- _Exercise requirements_
Return each line of the listing that contains the string "street".

#### Input rows ####

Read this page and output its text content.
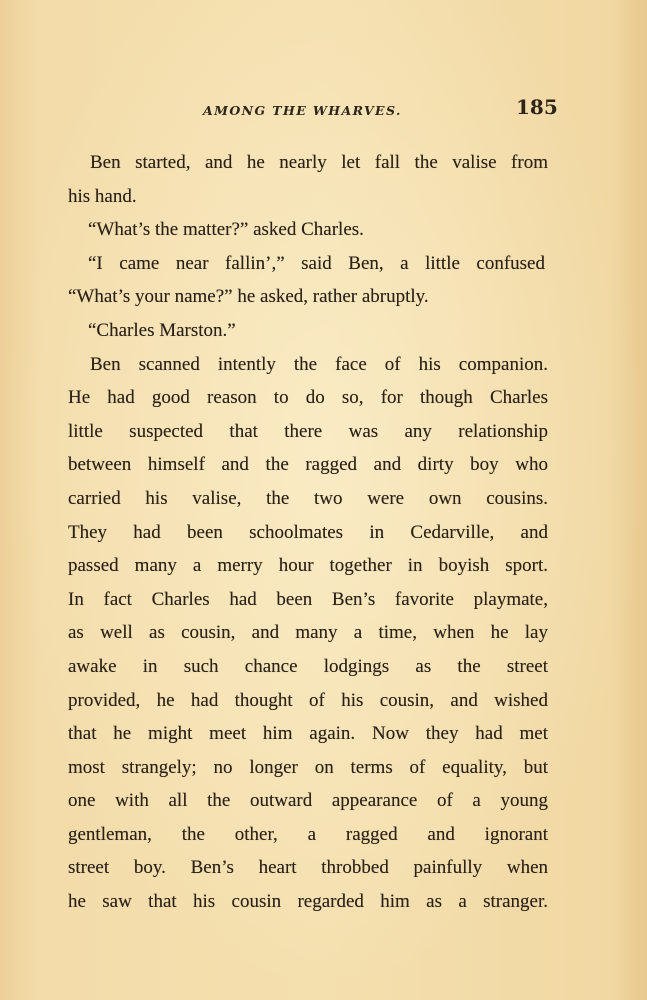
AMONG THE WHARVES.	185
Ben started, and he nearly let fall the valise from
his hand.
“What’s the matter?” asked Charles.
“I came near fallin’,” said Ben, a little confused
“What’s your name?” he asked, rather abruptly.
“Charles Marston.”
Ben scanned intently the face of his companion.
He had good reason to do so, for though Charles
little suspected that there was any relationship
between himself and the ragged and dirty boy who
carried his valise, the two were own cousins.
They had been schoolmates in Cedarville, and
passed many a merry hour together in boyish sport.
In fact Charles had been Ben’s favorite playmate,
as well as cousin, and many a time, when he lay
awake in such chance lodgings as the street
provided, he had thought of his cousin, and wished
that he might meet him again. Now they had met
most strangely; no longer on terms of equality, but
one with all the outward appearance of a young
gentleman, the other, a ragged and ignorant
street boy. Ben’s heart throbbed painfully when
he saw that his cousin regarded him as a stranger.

####

- _Written solution_
awake in such chance lodgings as the street
street boy. Ben’s heart throbbed painfully when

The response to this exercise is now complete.